**Entries from a dataset**

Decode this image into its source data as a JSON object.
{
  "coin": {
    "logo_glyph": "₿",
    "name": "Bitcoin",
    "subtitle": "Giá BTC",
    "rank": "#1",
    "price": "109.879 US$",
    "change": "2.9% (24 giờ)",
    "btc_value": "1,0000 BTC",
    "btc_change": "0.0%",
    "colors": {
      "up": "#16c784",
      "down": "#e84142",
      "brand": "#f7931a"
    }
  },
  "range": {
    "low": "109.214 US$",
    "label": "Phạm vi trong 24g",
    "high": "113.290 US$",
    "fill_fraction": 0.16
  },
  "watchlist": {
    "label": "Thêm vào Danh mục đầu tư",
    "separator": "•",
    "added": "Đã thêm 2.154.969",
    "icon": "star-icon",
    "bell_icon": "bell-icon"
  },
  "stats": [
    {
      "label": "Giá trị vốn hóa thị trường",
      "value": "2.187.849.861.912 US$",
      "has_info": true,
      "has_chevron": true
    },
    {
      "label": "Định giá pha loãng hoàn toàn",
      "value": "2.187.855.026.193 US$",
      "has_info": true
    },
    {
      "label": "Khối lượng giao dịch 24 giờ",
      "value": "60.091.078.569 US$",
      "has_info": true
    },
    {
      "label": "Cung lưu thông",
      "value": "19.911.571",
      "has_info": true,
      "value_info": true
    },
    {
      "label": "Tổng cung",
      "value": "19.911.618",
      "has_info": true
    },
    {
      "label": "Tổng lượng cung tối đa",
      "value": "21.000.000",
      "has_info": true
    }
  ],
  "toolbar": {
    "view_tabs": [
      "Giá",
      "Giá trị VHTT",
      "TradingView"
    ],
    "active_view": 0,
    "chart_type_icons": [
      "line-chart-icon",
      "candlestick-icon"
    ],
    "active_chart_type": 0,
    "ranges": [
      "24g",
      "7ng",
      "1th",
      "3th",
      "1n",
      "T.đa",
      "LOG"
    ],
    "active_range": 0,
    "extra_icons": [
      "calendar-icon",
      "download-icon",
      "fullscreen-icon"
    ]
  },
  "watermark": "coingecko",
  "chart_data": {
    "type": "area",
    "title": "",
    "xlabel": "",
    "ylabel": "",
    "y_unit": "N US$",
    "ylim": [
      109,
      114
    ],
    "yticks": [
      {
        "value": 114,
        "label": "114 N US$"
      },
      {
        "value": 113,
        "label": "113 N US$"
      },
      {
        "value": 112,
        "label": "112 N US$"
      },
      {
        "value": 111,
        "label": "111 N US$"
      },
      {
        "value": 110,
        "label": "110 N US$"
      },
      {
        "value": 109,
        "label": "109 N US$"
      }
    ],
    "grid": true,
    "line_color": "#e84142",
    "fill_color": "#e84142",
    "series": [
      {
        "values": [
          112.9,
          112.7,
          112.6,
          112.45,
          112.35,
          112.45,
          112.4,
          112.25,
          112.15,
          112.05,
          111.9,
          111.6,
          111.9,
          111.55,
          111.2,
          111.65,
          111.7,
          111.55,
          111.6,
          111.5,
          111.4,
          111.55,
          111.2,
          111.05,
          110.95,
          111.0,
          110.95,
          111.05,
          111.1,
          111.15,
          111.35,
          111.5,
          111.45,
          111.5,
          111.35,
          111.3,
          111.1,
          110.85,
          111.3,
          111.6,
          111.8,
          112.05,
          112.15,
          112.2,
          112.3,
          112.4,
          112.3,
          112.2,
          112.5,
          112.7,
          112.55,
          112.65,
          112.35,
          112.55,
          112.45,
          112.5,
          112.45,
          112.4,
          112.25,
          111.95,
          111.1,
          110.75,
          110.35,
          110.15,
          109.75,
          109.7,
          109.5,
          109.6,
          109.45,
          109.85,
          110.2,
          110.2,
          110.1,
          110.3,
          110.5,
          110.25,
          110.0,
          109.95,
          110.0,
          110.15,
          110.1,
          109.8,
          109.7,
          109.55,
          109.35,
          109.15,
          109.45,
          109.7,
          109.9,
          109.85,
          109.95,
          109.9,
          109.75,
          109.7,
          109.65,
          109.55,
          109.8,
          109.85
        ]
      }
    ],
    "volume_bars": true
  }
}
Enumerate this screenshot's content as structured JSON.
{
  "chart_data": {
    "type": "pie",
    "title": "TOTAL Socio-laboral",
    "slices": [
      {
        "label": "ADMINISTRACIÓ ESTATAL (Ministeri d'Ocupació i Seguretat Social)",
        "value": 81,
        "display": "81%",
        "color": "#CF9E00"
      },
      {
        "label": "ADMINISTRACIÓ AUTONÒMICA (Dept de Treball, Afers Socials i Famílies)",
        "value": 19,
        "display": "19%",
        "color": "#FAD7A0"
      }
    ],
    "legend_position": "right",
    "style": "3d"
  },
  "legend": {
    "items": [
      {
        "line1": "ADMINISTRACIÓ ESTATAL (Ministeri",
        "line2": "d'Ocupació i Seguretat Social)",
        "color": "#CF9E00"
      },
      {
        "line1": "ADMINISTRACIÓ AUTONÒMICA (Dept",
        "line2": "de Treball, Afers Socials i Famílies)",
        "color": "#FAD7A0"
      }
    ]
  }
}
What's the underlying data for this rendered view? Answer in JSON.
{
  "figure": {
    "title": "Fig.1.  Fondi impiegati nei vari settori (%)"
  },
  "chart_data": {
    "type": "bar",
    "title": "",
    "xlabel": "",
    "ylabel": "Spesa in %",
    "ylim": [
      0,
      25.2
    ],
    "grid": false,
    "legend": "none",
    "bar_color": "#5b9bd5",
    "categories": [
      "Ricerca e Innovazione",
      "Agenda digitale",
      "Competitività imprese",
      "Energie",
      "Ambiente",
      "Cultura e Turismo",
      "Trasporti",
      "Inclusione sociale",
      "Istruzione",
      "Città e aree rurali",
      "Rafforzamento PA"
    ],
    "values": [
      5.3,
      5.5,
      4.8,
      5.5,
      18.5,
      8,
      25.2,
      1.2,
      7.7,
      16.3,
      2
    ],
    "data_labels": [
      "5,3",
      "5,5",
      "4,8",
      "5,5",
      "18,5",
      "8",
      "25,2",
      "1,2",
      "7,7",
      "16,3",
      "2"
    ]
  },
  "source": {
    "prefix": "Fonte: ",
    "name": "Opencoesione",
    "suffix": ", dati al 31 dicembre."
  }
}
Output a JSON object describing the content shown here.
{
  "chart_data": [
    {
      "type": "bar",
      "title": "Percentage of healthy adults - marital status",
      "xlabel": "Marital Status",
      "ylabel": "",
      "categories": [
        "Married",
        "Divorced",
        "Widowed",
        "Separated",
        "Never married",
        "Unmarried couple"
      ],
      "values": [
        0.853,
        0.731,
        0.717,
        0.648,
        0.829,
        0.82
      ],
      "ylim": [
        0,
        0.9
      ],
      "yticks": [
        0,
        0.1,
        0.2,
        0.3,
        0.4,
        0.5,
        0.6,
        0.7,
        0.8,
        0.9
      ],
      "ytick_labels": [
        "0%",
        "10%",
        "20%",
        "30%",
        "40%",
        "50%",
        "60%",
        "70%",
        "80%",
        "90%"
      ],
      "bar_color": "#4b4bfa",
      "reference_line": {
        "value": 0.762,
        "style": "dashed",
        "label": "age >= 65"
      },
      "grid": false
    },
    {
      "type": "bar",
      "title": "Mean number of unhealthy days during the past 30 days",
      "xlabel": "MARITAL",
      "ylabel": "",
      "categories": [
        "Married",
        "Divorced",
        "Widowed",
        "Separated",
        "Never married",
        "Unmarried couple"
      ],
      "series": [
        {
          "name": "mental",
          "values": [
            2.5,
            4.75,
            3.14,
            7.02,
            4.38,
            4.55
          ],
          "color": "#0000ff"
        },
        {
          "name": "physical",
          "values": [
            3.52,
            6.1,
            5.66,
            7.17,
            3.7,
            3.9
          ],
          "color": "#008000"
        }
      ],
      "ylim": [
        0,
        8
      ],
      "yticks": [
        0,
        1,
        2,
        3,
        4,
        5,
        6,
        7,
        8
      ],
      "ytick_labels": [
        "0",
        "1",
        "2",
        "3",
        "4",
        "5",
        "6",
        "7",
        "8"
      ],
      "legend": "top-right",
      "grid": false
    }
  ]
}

**GIVEN INSTRUCTION**
Repeat word for word each line from the one with "Output a JSON" to the end of the records above, inclusive.

**OUTPUT OF THE TASK**
Output a JSON object describing the content shown here.
{
  "chart_data": [
    {
      "type": "bar",
      "title": "Percentage of healthy adults - marital status",
      "xlabel": "Marital Status",
      "ylabel": "",
      "categories": [
        "Married",
        "Divorced",
        "Widowed",
        "Separated",
        "Never married",
        "Unmarried couple"
      ],
      "values": [
        0.853,
        0.731,
        0.717,
        0.648,
        0.829,
        0.82
      ],
      "ylim": [
        0,
        0.9
      ],
      "yticks": [
        0,
        0.1,
        0.2,
        0.3,
        0.4,
        0.5,
        0.6,
        0.7,
        0.8,
        0.9
      ],
      "ytick_labels": [
        "0%",
        "10%",
        "20%",
        "30%",
        "40%",
        "50%",
        "60%",
        "70%",
        "80%",
        "90%"
      ],
      "bar_color": "#4b4bfa",
      "reference_line": {
        "value": 0.762,
        "style": "dashed",
        "label": "age >= 65"
      },
      "grid": false
    },
    {
      "type": "bar",
      "title": "Mean number of unhealthy days during the past 30 days",
      "xlabel": "MARITAL",
      "ylabel": "",
      "categories": [
        "Married",
        "Divorced",
        "Widowed",
        "Separated",
        "Never married",
        "Unmarried couple"
      ],
      "series": [
        {
          "name": "mental",
          "values": [
            2.5,
            4.75,
            3.14,
            7.02,
            4.38,
            4.55
          ],
          "color": "#0000ff"
        },
        {
          "name": "physical",
          "values": [
            3.52,
            6.1,
            5.66,
            7.17,
            3.7,
            3.9
          ],
          "color": "#008000"
        }
      ],
      "ylim": [
        0,
        8
      ],
      "yticks": [
        0,
        1,
        2,
        3,
        4,
        5,
        6,
        7,
        8
      ],
      "ytick_labels": [
        "0",
        "1",
        "2",
        "3",
        "4",
        "5",
        "6",
        "7",
        "8"
      ],
      "legend": "top-right",
      "grid": false
    }
  ]
}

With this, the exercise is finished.